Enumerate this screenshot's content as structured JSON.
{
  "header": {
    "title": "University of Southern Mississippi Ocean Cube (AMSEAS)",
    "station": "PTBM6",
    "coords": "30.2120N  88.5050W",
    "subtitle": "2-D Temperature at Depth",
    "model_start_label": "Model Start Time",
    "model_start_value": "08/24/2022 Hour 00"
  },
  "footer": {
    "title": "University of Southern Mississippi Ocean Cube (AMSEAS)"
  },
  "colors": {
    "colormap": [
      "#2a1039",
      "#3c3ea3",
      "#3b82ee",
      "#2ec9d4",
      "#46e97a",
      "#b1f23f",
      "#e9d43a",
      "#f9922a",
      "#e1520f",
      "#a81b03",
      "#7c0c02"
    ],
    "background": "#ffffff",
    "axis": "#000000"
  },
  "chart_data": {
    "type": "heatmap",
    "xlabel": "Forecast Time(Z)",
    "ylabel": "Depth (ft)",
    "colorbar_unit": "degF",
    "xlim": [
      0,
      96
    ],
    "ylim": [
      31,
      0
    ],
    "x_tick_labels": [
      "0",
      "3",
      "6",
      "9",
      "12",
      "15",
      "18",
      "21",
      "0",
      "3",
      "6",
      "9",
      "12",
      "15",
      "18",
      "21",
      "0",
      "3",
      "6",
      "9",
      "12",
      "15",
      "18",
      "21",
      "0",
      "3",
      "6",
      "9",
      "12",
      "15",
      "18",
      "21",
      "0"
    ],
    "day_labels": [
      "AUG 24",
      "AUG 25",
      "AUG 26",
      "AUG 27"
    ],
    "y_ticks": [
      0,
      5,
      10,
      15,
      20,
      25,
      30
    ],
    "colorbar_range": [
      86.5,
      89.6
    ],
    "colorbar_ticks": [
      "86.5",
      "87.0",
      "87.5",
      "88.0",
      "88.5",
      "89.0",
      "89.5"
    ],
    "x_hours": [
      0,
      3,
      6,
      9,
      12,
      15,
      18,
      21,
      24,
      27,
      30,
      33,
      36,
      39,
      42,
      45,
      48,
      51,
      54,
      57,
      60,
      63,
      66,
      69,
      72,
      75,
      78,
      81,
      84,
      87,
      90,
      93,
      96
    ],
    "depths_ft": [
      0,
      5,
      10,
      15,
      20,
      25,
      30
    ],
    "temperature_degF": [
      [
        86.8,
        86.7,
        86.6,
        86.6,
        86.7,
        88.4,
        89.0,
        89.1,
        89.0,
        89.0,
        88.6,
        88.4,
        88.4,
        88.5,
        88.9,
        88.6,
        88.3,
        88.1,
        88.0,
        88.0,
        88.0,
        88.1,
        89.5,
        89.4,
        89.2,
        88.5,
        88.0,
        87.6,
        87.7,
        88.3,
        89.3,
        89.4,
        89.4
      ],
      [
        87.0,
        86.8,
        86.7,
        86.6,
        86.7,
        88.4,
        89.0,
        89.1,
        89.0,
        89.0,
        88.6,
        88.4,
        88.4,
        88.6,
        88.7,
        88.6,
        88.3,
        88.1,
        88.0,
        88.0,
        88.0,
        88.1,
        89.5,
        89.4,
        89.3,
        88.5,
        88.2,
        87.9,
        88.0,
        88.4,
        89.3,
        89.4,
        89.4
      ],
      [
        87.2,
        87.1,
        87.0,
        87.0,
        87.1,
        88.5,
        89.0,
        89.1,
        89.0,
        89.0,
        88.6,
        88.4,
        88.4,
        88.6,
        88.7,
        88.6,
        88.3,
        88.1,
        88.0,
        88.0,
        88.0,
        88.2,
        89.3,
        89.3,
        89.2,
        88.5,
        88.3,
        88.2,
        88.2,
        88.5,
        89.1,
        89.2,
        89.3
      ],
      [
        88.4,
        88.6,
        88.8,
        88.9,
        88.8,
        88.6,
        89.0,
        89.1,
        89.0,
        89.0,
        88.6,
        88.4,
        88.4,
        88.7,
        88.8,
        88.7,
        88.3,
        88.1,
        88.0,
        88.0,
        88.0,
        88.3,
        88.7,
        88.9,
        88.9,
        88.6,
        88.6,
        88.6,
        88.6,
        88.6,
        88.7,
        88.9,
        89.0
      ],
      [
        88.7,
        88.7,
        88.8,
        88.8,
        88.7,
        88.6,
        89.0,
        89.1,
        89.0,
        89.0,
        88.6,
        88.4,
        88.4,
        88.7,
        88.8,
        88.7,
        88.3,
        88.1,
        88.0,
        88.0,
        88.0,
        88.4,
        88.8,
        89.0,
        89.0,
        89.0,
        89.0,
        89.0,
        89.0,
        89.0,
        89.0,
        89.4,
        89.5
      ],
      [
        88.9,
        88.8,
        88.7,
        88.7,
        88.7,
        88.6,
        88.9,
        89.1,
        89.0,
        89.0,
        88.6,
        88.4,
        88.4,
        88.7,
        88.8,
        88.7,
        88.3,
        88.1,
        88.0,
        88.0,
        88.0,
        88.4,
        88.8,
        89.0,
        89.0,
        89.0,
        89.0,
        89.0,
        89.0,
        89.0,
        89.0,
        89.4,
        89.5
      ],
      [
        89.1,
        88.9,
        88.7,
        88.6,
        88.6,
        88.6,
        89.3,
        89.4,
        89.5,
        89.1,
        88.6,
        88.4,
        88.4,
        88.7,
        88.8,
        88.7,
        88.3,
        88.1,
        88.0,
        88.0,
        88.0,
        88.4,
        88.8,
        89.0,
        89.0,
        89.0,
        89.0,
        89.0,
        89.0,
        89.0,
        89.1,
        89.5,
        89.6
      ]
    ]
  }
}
# # # # # # #
-- What is required --
Set down the entries verbatim, leaving none out.

-- Solution --
Enumerate this screenshot's content as structured JSON.
{
  "header": {
    "title": "University of Southern Mississippi Ocean Cube (AMSEAS)",
    "station": "PTBM6",
    "coords": "30.2120N  88.5050W",
    "subtitle": "2-D Temperature at Depth",
    "model_start_label": "Model Start Time",
    "model_start_value": "08/24/2022 Hour 00"
  },
  "footer": {
    "title": "University of Southern Mississippi Ocean Cube (AMSEAS)"
  },
  "colors": {
    "colormap": [
      "#2a1039",
      "#3c3ea3",
      "#3b82ee",
      "#2ec9d4",
      "#46e97a",
      "#b1f23f",
      "#e9d43a",
      "#f9922a",
      "#e1520f",
      "#a81b03",
      "#7c0c02"
    ],
    "background": "#ffffff",
    "axis": "#000000"
  },
  "chart_data": {
    "type": "heatmap",
    "xlabel": "Forecast Time(Z)",
    "ylabel": "Depth (ft)",
    "colorbar_unit": "degF",
    "xlim": [
      0,
      96
    ],
    "ylim": [
      31,
      0
    ],
    "x_tick_labels": [
      "0",
      "3",
      "6",
      "9",
      "12",
      "15",
      "18",
      "21",
      "0",
      "3",
      "6",
      "9",
      "12",
      "15",
      "18",
      "21",
      "0",
      "3",
      "6",
      "9",
      "12",
      "15",
      "18",
      "21",
      "0",
      "3",
      "6",
      "9",
      "12",
      "15",
      "18",
      "21",
      "0"
    ],
    "day_labels": [
      "AUG 24",
      "AUG 25",
      "AUG 26",
      "AUG 27"
    ],
    "y_ticks": [
      0,
      5,
      10,
      15,
      20,
      25,
      30
    ],
    "colorbar_range": [
      86.5,
      89.6
    ],
    "colorbar_ticks": [
      "86.5",
      "87.0",
      "87.5",
      "88.0",
      "88.5",
      "89.0",
      "89.5"
    ],
    "x_hours": [
      0,
      3,
      6,
      9,
      12,
      15,
      18,
      21,
      24,
      27,
      30,
      33,
      36,
      39,
      42,
      45,
      48,
      51,
      54,
      57,
      60,
      63,
      66,
      69,
      72,
      75,
      78,
      81,
      84,
      87,
      90,
      93,
      96
    ],
    "depths_ft": [
      0,
      5,
      10,
      15,
      20,
      25,
      30
    ],
    "temperature_degF": [
      [
        86.8,
        86.7,
        86.6,
        86.6,
        86.7,
        88.4,
        89.0,
        89.1,
        89.0,
        89.0,
        88.6,
        88.4,
        88.4,
        88.5,
        88.9,
        88.6,
        88.3,
        88.1,
        88.0,
        88.0,
        88.0,
        88.1,
        89.5,
        89.4,
        89.2,
        88.5,
        88.0,
        87.6,
        87.7,
        88.3,
        89.3,
        89.4,
        89.4
      ],
      [
        87.0,
        86.8,
        86.7,
        86.6,
        86.7,
        88.4,
        89.0,
        89.1,
        89.0,
        89.0,
        88.6,
        88.4,
        88.4,
        88.6,
        88.7,
        88.6,
        88.3,
        88.1,
        88.0,
        88.0,
        88.0,
        88.1,
        89.5,
        89.4,
        89.3,
        88.5,
        88.2,
        87.9,
        88.0,
        88.4,
        89.3,
        89.4,
        89.4
      ],
      [
        87.2,
        87.1,
        87.0,
        87.0,
        87.1,
        88.5,
        89.0,
        89.1,
        89.0,
        89.0,
        88.6,
        88.4,
        88.4,
        88.6,
        88.7,
        88.6,
        88.3,
        88.1,
        88.0,
        88.0,
        88.0,
        88.2,
        89.3,
        89.3,
        89.2,
        88.5,
        88.3,
        88.2,
        88.2,
        88.5,
        89.1,
        89.2,
        89.3
      ],
      [
        88.4,
        88.6,
        88.8,
        88.9,
        88.8,
        88.6,
        89.0,
        89.1,
        89.0,
        89.0,
        88.6,
        88.4,
        88.4,
        88.7,
        88.8,
        88.7,
        88.3,
        88.1,
        88.0,
        88.0,
        88.0,
        88.3,
        88.7,
        88.9,
        88.9,
        88.6,
        88.6,
        88.6,
        88.6,
        88.6,
        88.7,
        88.9,
        89.0
      ],
      [
        88.7,
        88.7,
        88.8,
        88.8,
        88.7,
        88.6,
        89.0,
        89.1,
        89.0,
        89.0,
        88.6,
        88.4,
        88.4,
        88.7,
        88.8,
        88.7,
        88.3,
        88.1,
        88.0,
        88.0,
        88.0,
        88.4,
        88.8,
        89.0,
        89.0,
        89.0,
        89.0,
        89.0,
        89.0,
        89.0,
        89.0,
        89.4,
        89.5
      ],
      [
        88.9,
        88.8,
        88.7,
        88.7,
        88.7,
        88.6,
        88.9,
        89.1,
        89.0,
        89.0,
        88.6,
        88.4,
        88.4,
        88.7,
        88.8,
        88.7,
        88.3,
        88.1,
        88.0,
        88.0,
        88.0,
        88.4,
        88.8,
        89.0,
        89.0,
        89.0,
        89.0,
        89.0,
        89.0,
        89.0,
        89.0,
        89.4,
        89.5
      ],
      [
        89.1,
        88.9,
        88.7,
        88.6,
        88.6,
        88.6,
        89.3,
        89.4,
        89.5,
        89.1,
        88.6,
        88.4,
        88.4,
        88.7,
        88.8,
        88.7,
        88.3,
        88.1,
        88.0,
        88.0,
        88.0,
        88.4,
        88.8,
        89.0,
        89.0,
        89.0,
        89.0,
        89.0,
        89.0,
        89.0,
        89.1,
        89.5,
        89.6
      ]
    ]
  }
}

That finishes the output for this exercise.